* TASK DETAILS
Transcribe the data in full and exactly, omitting any pictures.

#####

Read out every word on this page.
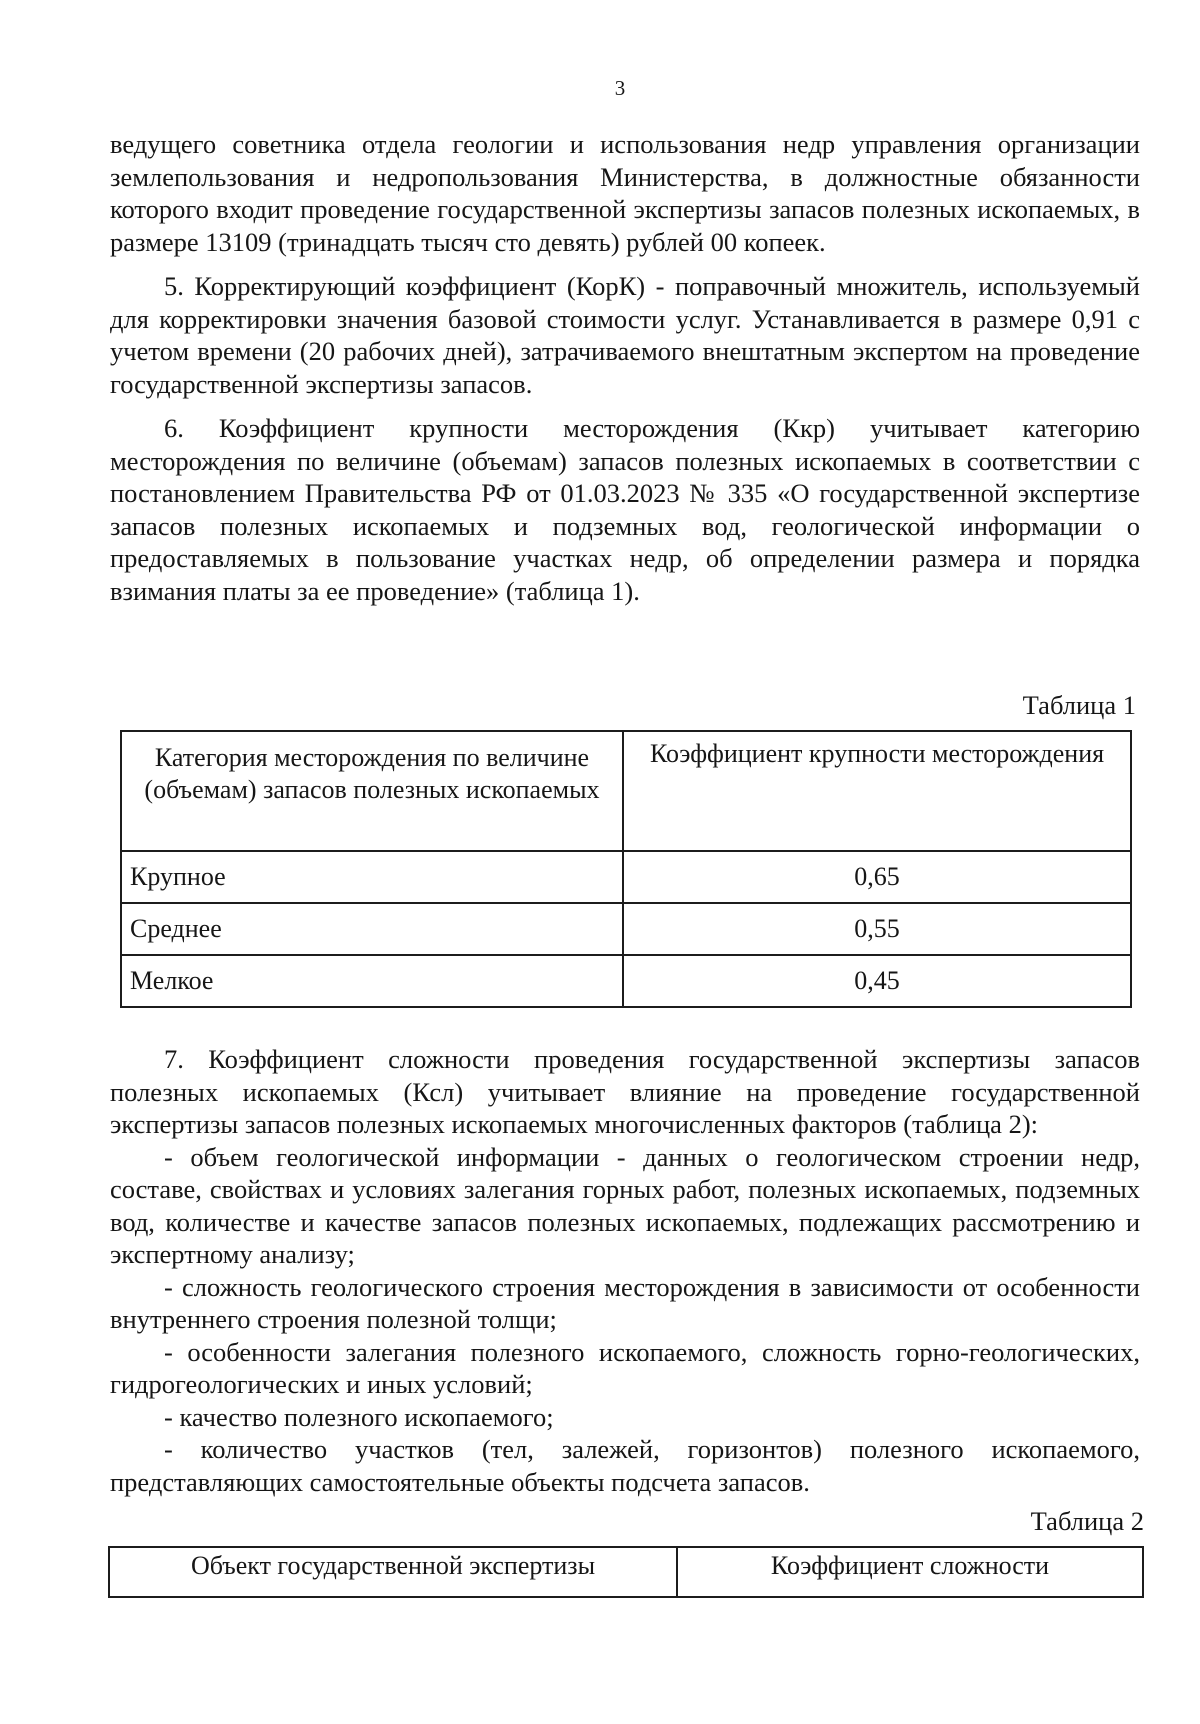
3

ведущего советника отдела геологии и использования недр управления организации землепользования и недропользования Министерства, в должностные обязанности которого входит проведение государственной экспертизы запасов полезных ископаемых, в размере 13109 (тринадцать тысяч сто девять) рублей 00 копеек.

5. Корректирующий коэффициент (КорК) - поправочный множитель, используемый для корректировки значения базовой стоимости услуг. Устанавливается в размере 0,91 с учетом времени (20 рабочих дней), затрачиваемого внештатным экспертом на проведение государственной экспертизы запасов.

6. Коэффициент крупности месторождения (Ккр) учитывает категорию месторождения по величине (объемам) запасов полезных ископаемых в соответствии с постановлением Правительства РФ от 01.03.2023 № 335 «О государственной экспертизе запасов полезных ископаемых и подземных вод, геологической информации о предоставляемых в пользование участках недр, об определении размера и порядка взимания платы за ее проведение» (таблица 1).

Таблица 1
Категория месторождения по величине (объемам) запасов полезных ископаемых	Коэффициент крупности месторождения
Крупное	0,65
Среднее	0,55
Мелкое	0,45

7. Коэффициент сложности проведения государственной экспертизы запасов полезных ископаемых (Ксл) учитывает влияние на проведение государственной экспертизы запасов полезных ископаемых многочисленных факторов (таблица 2):

- объем геологической информации - данных о геологическом строении недр, составе, свойствах и условиях залегания горных работ, полезных ископаемых, подземных вод, количестве и качестве запасов полезных ископаемых, подлежащих рассмотрению и экспертному анализу;

- сложность геологического строения месторождения в зависимости от особенности внутреннего строения полезной толщи;

- особенности залегания полезного ископаемого, сложность горно-геологических, гидрогеологических и иных условий;

- качество полезного ископаемого;

- количество участков (тел, залежей, горизонтов) полезного ископаемого, представляющих самостоятельные объекты подсчета запасов.

Таблица 2
Объект государственной экспертизы	Коэффициент сложности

#####

* ANSWER TO THIS EXERCISE
Read out every word on this page.
3

ведущего советника отдела геологии и использования недр управления организации землепользования и недропользования Министерства, в должностные обязанности которого входит проведение государственной экспертизы запасов полезных ископаемых, в размере 13109 (тринадцать тысяч сто девять) рублей 00 копеек.

5. Корректирующий коэффициент (КорК) - поправочный множитель, используемый для корректировки значения базовой стоимости услуг. Устанавливается в размере 0,91 с учетом времени (20 рабочих дней), затрачиваемого внештатным экспертом на проведение государственной экспертизы запасов.

6. Коэффициент крупности месторождения (Ккр) учитывает категорию месторождения по величине (объемам) запасов полезных ископаемых в соответствии с постановлением Правительства РФ от 01.03.2023 № 335 «О государственной экспертизе запасов полезных ископаемых и подземных вод, геологической информации о предоставляемых в пользование участках недр, об определении размера и порядка взимания платы за ее проведение» (таблица 1).

Таблица 1
Категория месторождения по величине (объемам) запасов полезных ископаемых	Коэффициент крупности месторождения
Крупное	0,65
Среднее	0,55
Мелкое	0,45

7. Коэффициент сложности проведения государственной экспертизы запасов полезных ископаемых (Ксл) учитывает влияние на проведение государственной экспертизы запасов полезных ископаемых многочисленных факторов (таблица 2):

- объем геологической информации - данных о геологическом строении недр, составе, свойствах и условиях залегания горных работ, полезных ископаемых, подземных вод, количестве и качестве запасов полезных ископаемых, подлежащих рассмотрению и экспертному анализу;

- сложность геологического строения месторождения в зависимости от особенности внутреннего строения полезной толщи;

- особенности залегания полезного ископаемого, сложность горно-геологических, гидрогеологических и иных условий;

- качество полезного ископаемого;

- количество участков (тел, залежей, горизонтов) полезного ископаемого, представляющих самостоятельные объекты подсчета запасов.

Таблица 2
Объект государственной экспертизы	Коэффициент сложности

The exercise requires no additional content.